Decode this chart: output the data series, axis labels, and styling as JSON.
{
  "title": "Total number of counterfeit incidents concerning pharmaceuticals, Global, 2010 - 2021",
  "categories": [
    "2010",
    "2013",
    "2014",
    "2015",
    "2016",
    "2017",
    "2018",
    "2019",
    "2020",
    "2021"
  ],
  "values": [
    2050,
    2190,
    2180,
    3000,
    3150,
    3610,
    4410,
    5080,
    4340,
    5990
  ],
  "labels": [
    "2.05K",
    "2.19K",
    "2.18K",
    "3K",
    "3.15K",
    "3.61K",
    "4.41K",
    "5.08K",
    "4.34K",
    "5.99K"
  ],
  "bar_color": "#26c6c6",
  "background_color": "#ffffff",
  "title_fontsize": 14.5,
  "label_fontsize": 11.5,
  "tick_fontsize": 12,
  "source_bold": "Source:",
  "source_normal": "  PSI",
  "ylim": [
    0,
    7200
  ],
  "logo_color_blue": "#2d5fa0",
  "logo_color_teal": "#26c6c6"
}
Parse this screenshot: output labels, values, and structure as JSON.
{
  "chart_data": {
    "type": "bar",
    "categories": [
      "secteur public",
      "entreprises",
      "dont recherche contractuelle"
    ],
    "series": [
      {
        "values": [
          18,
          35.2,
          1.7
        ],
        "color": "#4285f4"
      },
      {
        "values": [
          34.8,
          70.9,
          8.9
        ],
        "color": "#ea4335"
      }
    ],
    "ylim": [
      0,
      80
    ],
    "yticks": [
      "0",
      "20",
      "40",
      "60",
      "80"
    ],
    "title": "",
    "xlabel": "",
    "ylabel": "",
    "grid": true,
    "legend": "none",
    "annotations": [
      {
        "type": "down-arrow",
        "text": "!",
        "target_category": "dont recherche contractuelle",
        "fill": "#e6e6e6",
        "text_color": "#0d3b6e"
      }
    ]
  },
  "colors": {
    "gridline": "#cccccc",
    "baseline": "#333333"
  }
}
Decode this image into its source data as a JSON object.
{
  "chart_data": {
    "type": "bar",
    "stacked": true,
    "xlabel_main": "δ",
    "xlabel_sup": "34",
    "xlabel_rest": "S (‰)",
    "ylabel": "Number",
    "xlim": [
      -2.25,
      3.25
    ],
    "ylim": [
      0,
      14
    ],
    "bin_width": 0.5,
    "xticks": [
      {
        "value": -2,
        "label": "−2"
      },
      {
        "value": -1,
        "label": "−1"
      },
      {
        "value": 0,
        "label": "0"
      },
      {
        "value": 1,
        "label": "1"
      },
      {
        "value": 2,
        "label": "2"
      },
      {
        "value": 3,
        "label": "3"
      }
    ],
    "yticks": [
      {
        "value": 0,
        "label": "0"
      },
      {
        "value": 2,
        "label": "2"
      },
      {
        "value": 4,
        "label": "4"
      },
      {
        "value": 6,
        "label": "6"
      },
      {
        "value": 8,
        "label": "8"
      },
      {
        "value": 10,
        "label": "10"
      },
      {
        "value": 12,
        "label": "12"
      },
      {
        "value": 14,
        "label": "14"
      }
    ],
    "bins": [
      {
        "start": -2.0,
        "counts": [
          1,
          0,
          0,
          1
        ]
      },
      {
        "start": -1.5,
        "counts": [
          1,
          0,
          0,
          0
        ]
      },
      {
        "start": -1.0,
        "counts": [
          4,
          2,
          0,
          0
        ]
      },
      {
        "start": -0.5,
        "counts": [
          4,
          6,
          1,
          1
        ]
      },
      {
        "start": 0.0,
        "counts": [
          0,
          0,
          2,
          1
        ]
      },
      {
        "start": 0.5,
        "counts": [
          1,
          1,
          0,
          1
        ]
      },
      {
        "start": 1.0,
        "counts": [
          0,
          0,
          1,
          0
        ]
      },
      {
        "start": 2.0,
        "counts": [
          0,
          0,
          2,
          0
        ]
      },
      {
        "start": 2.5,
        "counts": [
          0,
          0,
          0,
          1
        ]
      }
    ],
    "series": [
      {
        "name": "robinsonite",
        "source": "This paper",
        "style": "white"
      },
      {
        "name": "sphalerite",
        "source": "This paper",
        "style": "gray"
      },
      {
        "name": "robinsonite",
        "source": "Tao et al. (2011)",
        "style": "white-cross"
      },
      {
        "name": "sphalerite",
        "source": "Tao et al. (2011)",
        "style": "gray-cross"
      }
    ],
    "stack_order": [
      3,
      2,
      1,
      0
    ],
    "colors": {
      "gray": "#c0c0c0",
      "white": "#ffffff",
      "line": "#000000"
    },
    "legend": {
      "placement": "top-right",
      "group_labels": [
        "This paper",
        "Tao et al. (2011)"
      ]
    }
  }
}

== TASK INSTRUCTIONS ==
Extract the complete listing verbatim.

== RESPONSE BELOW ==
Decode this chart: output the data series, axis labels, and styling as JSON.
{
  "title": "Total number of counterfeit incidents concerning pharmaceuticals, Global, 2010 - 2021",
  "categories": [
    "2010",
    "2013",
    "2014",
    "2015",
    "2016",
    "2017",
    "2018",
    "2019",
    "2020",
    "2021"
  ],
  "values": [
    2050,
    2190,
    2180,
    3000,
    3150,
    3610,
    4410,
    5080,
    4340,
    5990
  ],
  "labels": [
    "2.05K",
    "2.19K",
    "2.18K",
    "3K",
    "3.15K",
    "3.61K",
    "4.41K",
    "5.08K",
    "4.34K",
    "5.99K"
  ],
  "bar_color": "#26c6c6",
  "background_color": "#ffffff",
  "title_fontsize": 14.5,
  "label_fontsize": 11.5,
  "tick_fontsize": 12,
  "source_bold": "Source:",
  "source_normal": "  PSI",
  "ylim": [
    0,
    7200
  ],
  "logo_color_blue": "#2d5fa0",
  "logo_color_teal": "#26c6c6"
}
Parse this screenshot: output labels, values, and structure as JSON.
{
  "chart_data": {
    "type": "bar",
    "categories": [
      "secteur public",
      "entreprises",
      "dont recherche contractuelle"
    ],
    "series": [
      {
        "values": [
          18,
          35.2,
          1.7
        ],
        "color": "#4285f4"
      },
      {
        "values": [
          34.8,
          70.9,
          8.9
        ],
        "color": "#ea4335"
      }
    ],
    "ylim": [
      0,
      80
    ],
    "yticks": [
      "0",
      "20",
      "40",
      "60",
      "80"
    ],
    "title": "",
    "xlabel": "",
    "ylabel": "",
    "grid": true,
    "legend": "none",
    "annotations": [
      {
        "type": "down-arrow",
        "text": "!",
        "target_category": "dont recherche contractuelle",
        "fill": "#e6e6e6",
        "text_color": "#0d3b6e"
      }
    ]
  },
  "colors": {
    "gridline": "#cccccc",
    "baseline": "#333333"
  }
}
Decode this image into its source data as a JSON object.
{
  "chart_data": {
    "type": "bar",
    "stacked": true,
    "xlabel_main": "δ",
    "xlabel_sup": "34",
    "xlabel_rest": "S (‰)",
    "ylabel": "Number",
    "xlim": [
      -2.25,
      3.25
    ],
    "ylim": [
      0,
      14
    ],
    "bin_width": 0.5,
    "xticks": [
      {
        "value": -2,
        "label": "−2"
      },
      {
        "value": -1,
        "label": "−1"
      },
      {
        "value": 0,
        "label": "0"
      },
      {
        "value": 1,
        "label": "1"
      },
      {
        "value": 2,
        "label": "2"
      },
      {
        "value": 3,
        "label": "3"
      }
    ],
    "yticks": [
      {
        "value": 0,
        "label": "0"
      },
      {
        "value": 2,
        "label": "2"
      },
      {
        "value": 4,
        "label": "4"
      },
      {
        "value": 6,
        "label": "6"
      },
      {
        "value": 8,
        "label": "8"
      },
      {
        "value": 10,
        "label": "10"
      },
      {
        "value": 12,
        "label": "12"
      },
      {
        "value": 14,
        "label": "14"
      }
    ],
    "bins": [
      {
        "start": -2.0,
        "counts": [
          1,
          0,
          0,
          1
        ]
      },
      {
        "start": -1.5,
        "counts": [
          1,
          0,
          0,
          0
        ]
      },
      {
        "start": -1.0,
        "counts": [
          4,
          2,
          0,
          0
        ]
      },
      {
        "start": -0.5,
        "counts": [
          4,
          6,
          1,
          1
        ]
      },
      {
        "start": 0.0,
        "counts": [
          0,
          0,
          2,
          1
        ]
      },
      {
        "start": 0.5,
        "counts": [
          1,
          1,
          0,
          1
        ]
      },
      {
        "start": 1.0,
        "counts": [
          0,
          0,
          1,
          0
        ]
      },
      {
        "start": 2.0,
        "counts": [
          0,
          0,
          2,
          0
        ]
      },
      {
        "start": 2.5,
        "counts": [
          0,
          0,
          0,
          1
        ]
      }
    ],
    "series": [
      {
        "name": "robinsonite",
        "source": "This paper",
        "style": "white"
      },
      {
        "name": "sphalerite",
        "source": "This paper",
        "style": "gray"
      },
      {
        "name": "robinsonite",
        "source": "Tao et al. (2011)",
        "style": "white-cross"
      },
      {
        "name": "sphalerite",
        "source": "Tao et al. (2011)",
        "style": "gray-cross"
      }
    ],
    "stack_order": [
      3,
      2,
      1,
      0
    ],
    "colors": {
      "gray": "#c0c0c0",
      "white": "#ffffff",
      "line": "#000000"
    },
    "legend": {
      "placement": "top-right",
      "group_labels": [
        "This paper",
        "Tao et al. (2011)"
      ]
    }
  }
}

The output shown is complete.